>> Start GIVEN RECORDS

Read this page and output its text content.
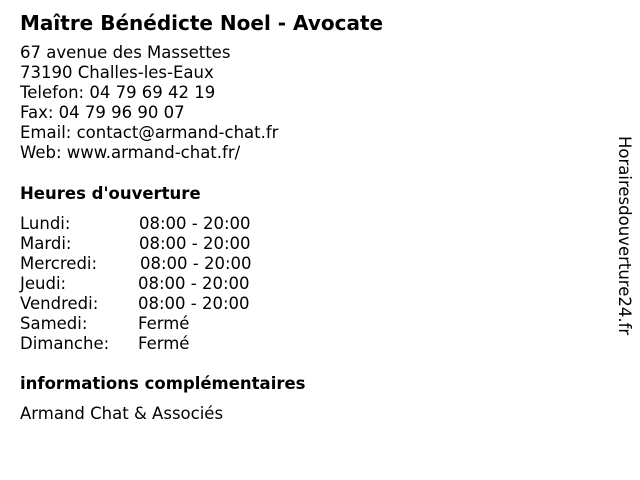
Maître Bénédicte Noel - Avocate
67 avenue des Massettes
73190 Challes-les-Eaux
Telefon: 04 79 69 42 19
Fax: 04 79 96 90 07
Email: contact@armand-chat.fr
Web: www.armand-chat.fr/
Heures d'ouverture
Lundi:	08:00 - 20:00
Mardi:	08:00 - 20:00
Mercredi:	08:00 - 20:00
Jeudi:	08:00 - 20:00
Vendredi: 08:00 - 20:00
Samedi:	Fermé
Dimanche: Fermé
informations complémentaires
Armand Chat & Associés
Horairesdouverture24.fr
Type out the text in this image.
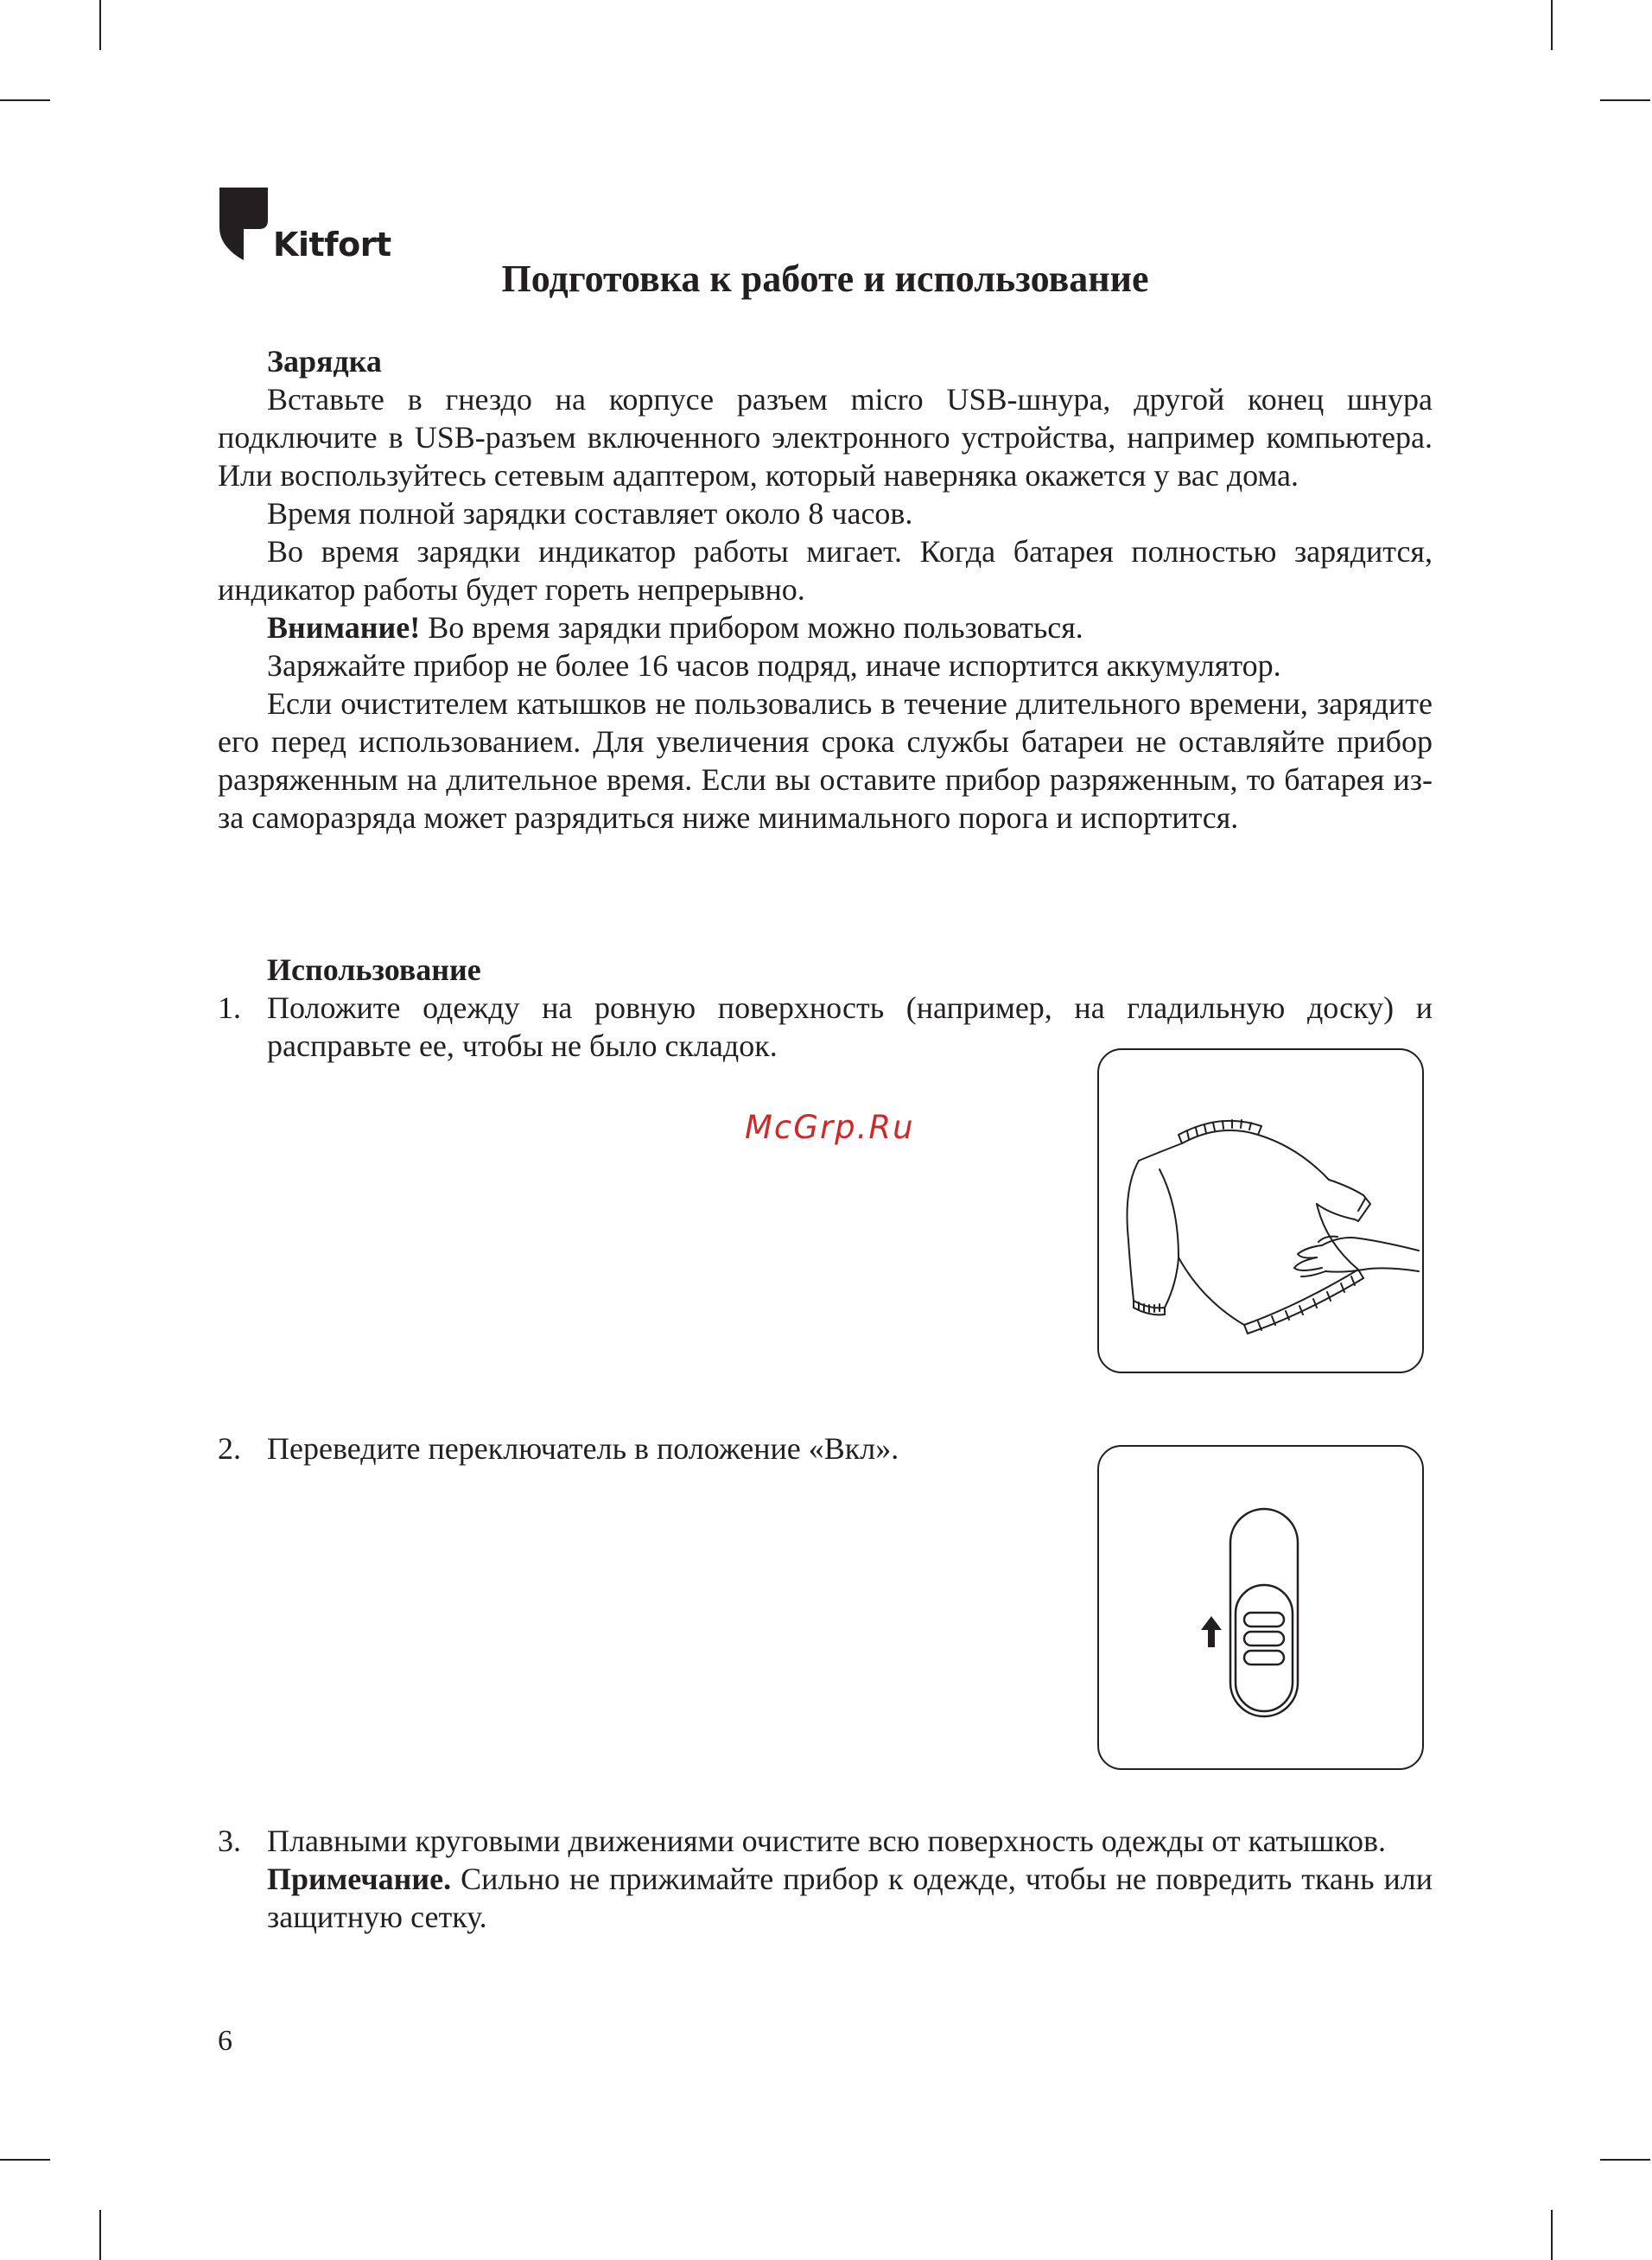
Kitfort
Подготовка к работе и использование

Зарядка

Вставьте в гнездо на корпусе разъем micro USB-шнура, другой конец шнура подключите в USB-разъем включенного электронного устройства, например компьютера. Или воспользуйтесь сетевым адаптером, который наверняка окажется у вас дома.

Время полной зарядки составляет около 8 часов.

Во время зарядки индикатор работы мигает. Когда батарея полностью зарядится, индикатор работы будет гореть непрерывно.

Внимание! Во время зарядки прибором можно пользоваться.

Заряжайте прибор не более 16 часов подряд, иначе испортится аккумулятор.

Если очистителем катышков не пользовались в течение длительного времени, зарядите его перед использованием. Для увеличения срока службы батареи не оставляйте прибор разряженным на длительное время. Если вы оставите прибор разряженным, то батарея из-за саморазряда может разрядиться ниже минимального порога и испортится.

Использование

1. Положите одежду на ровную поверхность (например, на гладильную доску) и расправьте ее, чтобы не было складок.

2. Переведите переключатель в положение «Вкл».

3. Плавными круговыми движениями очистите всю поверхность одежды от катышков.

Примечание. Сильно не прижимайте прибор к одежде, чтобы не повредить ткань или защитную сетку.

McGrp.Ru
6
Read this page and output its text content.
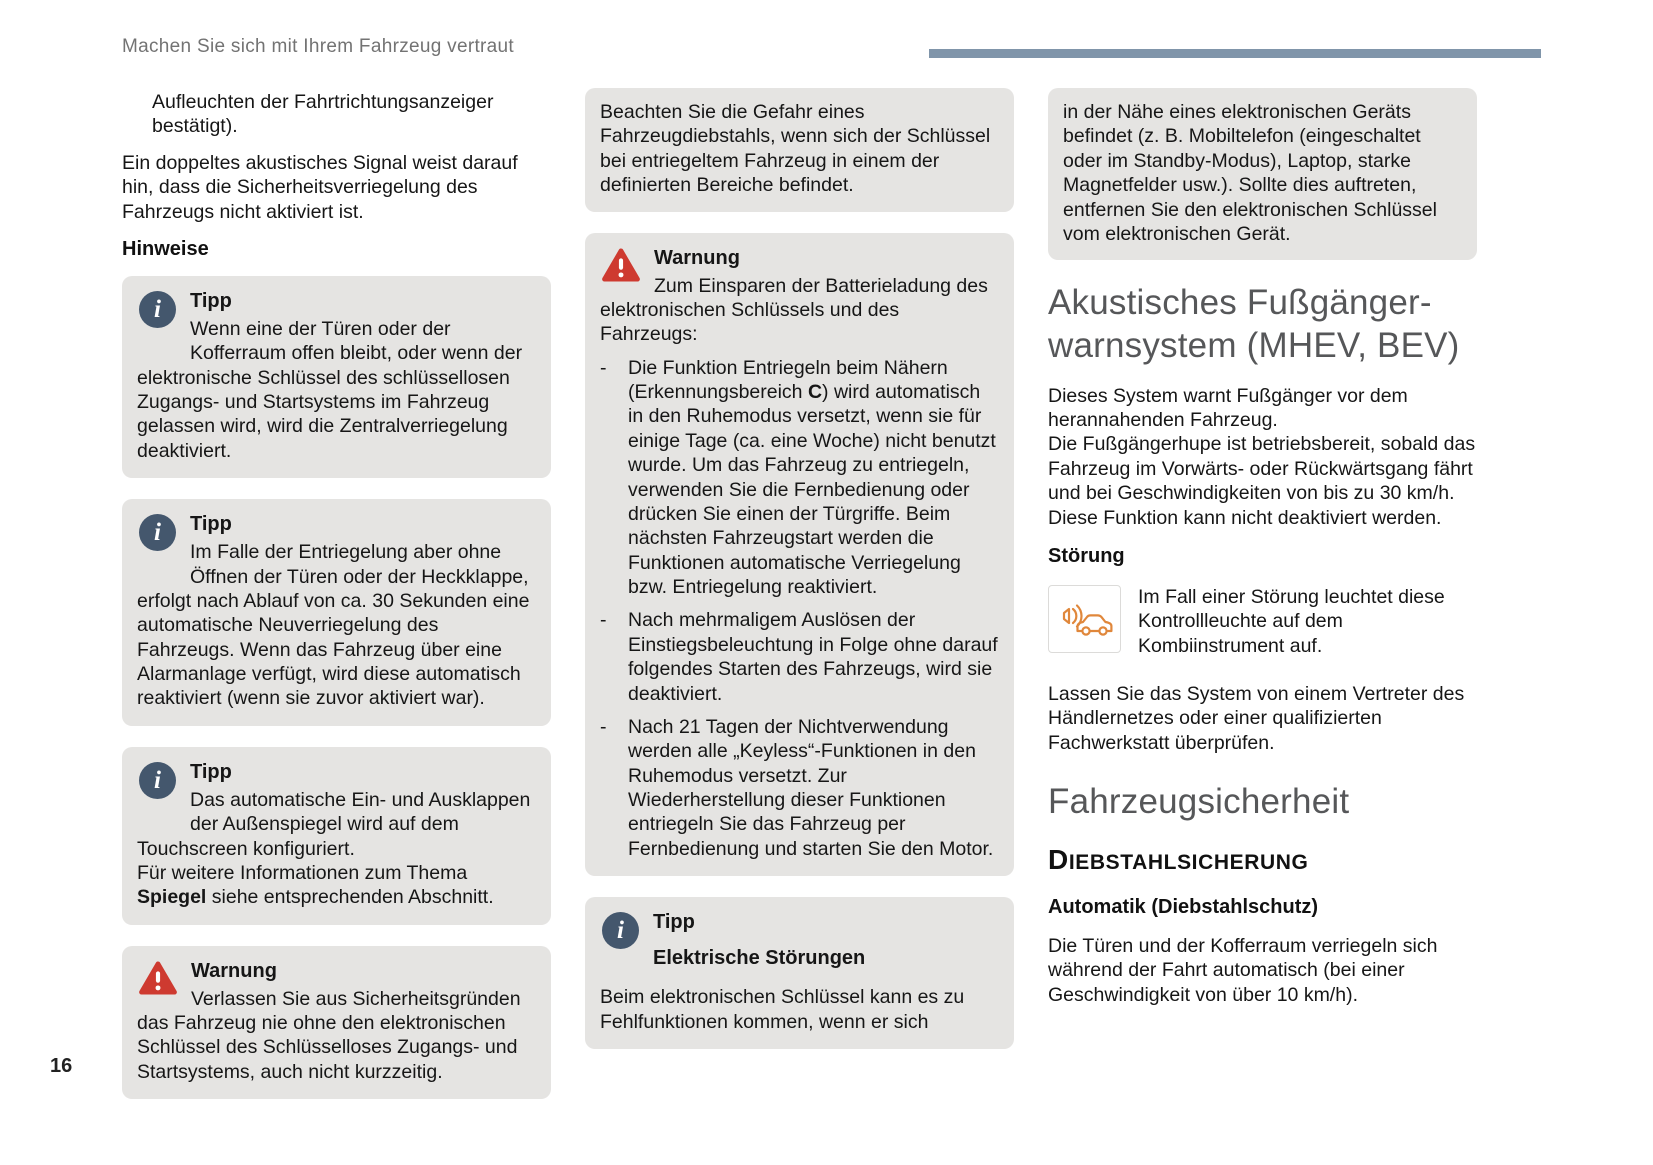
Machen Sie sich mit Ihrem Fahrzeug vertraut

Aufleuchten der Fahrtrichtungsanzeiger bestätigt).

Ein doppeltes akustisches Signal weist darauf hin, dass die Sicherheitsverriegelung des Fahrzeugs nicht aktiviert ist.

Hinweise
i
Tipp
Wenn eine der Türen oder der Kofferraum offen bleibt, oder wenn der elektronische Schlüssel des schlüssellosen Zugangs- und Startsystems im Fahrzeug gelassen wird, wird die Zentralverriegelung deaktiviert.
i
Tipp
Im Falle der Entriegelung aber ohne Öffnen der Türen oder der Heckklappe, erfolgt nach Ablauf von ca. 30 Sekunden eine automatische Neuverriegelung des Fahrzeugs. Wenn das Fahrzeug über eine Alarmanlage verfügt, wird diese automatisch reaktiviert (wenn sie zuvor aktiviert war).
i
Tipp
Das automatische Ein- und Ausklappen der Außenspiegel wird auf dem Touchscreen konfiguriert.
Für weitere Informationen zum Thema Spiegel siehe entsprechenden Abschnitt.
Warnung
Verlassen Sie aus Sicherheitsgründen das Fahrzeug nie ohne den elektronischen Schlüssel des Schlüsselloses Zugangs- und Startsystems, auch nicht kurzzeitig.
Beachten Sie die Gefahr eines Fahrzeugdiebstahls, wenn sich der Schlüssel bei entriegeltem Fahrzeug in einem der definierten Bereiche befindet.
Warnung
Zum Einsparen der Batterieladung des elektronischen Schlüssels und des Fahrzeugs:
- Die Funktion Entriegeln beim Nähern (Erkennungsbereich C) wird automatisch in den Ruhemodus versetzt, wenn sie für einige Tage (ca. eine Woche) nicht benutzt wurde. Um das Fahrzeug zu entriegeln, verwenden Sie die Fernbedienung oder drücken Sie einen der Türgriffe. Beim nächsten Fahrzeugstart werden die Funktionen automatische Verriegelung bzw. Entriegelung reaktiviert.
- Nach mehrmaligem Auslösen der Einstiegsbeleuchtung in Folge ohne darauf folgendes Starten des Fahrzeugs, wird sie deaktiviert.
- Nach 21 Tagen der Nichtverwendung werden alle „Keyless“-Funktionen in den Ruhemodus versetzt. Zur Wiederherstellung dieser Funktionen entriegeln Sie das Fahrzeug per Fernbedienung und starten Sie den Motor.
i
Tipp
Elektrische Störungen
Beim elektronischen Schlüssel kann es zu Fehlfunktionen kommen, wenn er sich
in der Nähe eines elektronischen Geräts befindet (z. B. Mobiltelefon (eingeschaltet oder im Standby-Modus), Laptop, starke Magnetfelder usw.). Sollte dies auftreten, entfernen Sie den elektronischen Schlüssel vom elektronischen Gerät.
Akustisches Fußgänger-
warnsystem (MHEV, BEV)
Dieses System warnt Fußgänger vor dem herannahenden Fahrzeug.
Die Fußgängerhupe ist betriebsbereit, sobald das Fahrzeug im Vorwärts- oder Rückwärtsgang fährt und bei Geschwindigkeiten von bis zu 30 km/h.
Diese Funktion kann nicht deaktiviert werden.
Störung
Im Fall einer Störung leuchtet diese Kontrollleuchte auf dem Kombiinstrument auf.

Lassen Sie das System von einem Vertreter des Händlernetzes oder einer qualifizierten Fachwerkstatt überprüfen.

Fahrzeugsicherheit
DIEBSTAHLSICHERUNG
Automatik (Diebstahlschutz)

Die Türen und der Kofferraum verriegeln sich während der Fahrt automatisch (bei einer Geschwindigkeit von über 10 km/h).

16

>> End GIVEN RECORDS

__EXERCISE__:
Reproduce the full listing above verbatim, with no pictures included.

__RESULT FOR THIS EXERCISE__:
Read this page and output its text content.
Maître Bénédicte Noel - Avocate
67 avenue des Massettes
73190 Challes-les-Eaux
Telefon: 04 79 69 42 19
Fax: 04 79 96 90 07
Email: contact@armand-chat.fr
Web: www.armand-chat.fr/
Heures d'ouverture
Lundi:	08:00 - 20:00
Mardi:	08:00 - 20:00
Mercredi:	08:00 - 20:00
Jeudi:	08:00 - 20:00
Vendredi: 08:00 - 20:00
Samedi:	Fermé
Dimanche: Fermé
informations complémentaires
Armand Chat & Associés
Horairesdouverture24.fr
Type out the text in this image.
Kitfort
Подготовка к работе и использование

Зарядка

Вставьте в гнездо на корпусе разъем micro USB-шнура, другой конец шнура подключите в USB-разъем включенного электронного устройства, например компьютера. Или воспользуйтесь сетевым адаптером, который наверняка окажется у вас дома.

Время полной зарядки составляет около 8 часов.

Во время зарядки индикатор работы мигает. Когда батарея полностью зарядится, индикатор работы будет гореть непрерывно.

Внимание! Во время зарядки прибором можно пользоваться.

Заряжайте прибор не более 16 часов подряд, иначе испортится аккумулятор.

Если очистителем катышков не пользовались в течение длительного времени, зарядите его перед использованием. Для увеличения срока службы батареи не оставляйте прибор разряженным на длительное время. Если вы оставите прибор разряженным, то батарея из-за саморазряда может разрядиться ниже минимального порога и испортится.

Использование

1. Положите одежду на ровную поверхность (например, на гладильную доску) и расправьте ее, чтобы не было складок.

2. Переведите переключатель в положение «Вкл».

3. Плавными круговыми движениями очистите всю поверхность одежды от катышков.

Примечание. Сильно не прижимайте прибор к одежде, чтобы не повредить ткань или защитную сетку.

McGrp.Ru
6
Read this page and output its text content.
Machen Sie sich mit Ihrem Fahrzeug vertraut

Aufleuchten der Fahrtrichtungsanzeiger bestätigt).

Ein doppeltes akustisches Signal weist darauf hin, dass die Sicherheitsverriegelung des Fahrzeugs nicht aktiviert ist.

Hinweise
i
Tipp
Wenn eine der Türen oder der Kofferraum offen bleibt, oder wenn der elektronische Schlüssel des schlüssellosen Zugangs- und Startsystems im Fahrzeug gelassen wird, wird die Zentralverriegelung deaktiviert.
i
Tipp
Im Falle der Entriegelung aber ohne Öffnen der Türen oder der Heckklappe, erfolgt nach Ablauf von ca. 30 Sekunden eine automatische Neuverriegelung des Fahrzeugs. Wenn das Fahrzeug über eine Alarmanlage verfügt, wird diese automatisch reaktiviert (wenn sie zuvor aktiviert war).
i
Tipp
Das automatische Ein- und Ausklappen der Außenspiegel wird auf dem Touchscreen konfiguriert.
Für weitere Informationen zum Thema Spiegel siehe entsprechenden Abschnitt.
Warnung
Verlassen Sie aus Sicherheitsgründen das Fahrzeug nie ohne den elektronischen Schlüssel des Schlüsselloses Zugangs- und Startsystems, auch nicht kurzzeitig.
Beachten Sie die Gefahr eines Fahrzeugdiebstahls, wenn sich der Schlüssel bei entriegeltem Fahrzeug in einem der definierten Bereiche befindet.
Warnung
Zum Einsparen der Batterieladung des elektronischen Schlüssels und des Fahrzeugs:
- Die Funktion Entriegeln beim Nähern (Erkennungsbereich C) wird automatisch in den Ruhemodus versetzt, wenn sie für einige Tage (ca. eine Woche) nicht benutzt wurde. Um das Fahrzeug zu entriegeln, verwenden Sie die Fernbedienung oder drücken Sie einen der Türgriffe. Beim nächsten Fahrzeugstart werden die Funktionen automatische Verriegelung bzw. Entriegelung reaktiviert.
- Nach mehrmaligem Auslösen der Einstiegsbeleuchtung in Folge ohne darauf folgendes Starten des Fahrzeugs, wird sie deaktiviert.
- Nach 21 Tagen der Nichtverwendung werden alle „Keyless“-Funktionen in den Ruhemodus versetzt. Zur Wiederherstellung dieser Funktionen entriegeln Sie das Fahrzeug per Fernbedienung und starten Sie den Motor.
i
Tipp
Elektrische Störungen
Beim elektronischen Schlüssel kann es zu Fehlfunktionen kommen, wenn er sich
in der Nähe eines elektronischen Geräts befindet (z. B. Mobiltelefon (eingeschaltet oder im Standby-Modus), Laptop, starke Magnetfelder usw.). Sollte dies auftreten, entfernen Sie den elektronischen Schlüssel vom elektronischen Gerät.
Akustisches Fußgänger-
warnsystem (MHEV, BEV)
Dieses System warnt Fußgänger vor dem herannahenden Fahrzeug.
Die Fußgängerhupe ist betriebsbereit, sobald das Fahrzeug im Vorwärts- oder Rückwärtsgang fährt und bei Geschwindigkeiten von bis zu 30 km/h.
Diese Funktion kann nicht deaktiviert werden.
Störung
Im Fall einer Störung leuchtet diese Kontrollleuchte auf dem Kombiinstrument auf.

Lassen Sie das System von einem Vertreter des Händlernetzes oder einer qualifizierten Fachwerkstatt überprüfen.

Fahrzeugsicherheit
DIEBSTAHLSICHERUNG
Automatik (Diebstahlschutz)

Die Türen und der Kofferraum verriegeln sich während der Fahrt automatisch (bei einer Geschwindigkeit von über 10 km/h).

16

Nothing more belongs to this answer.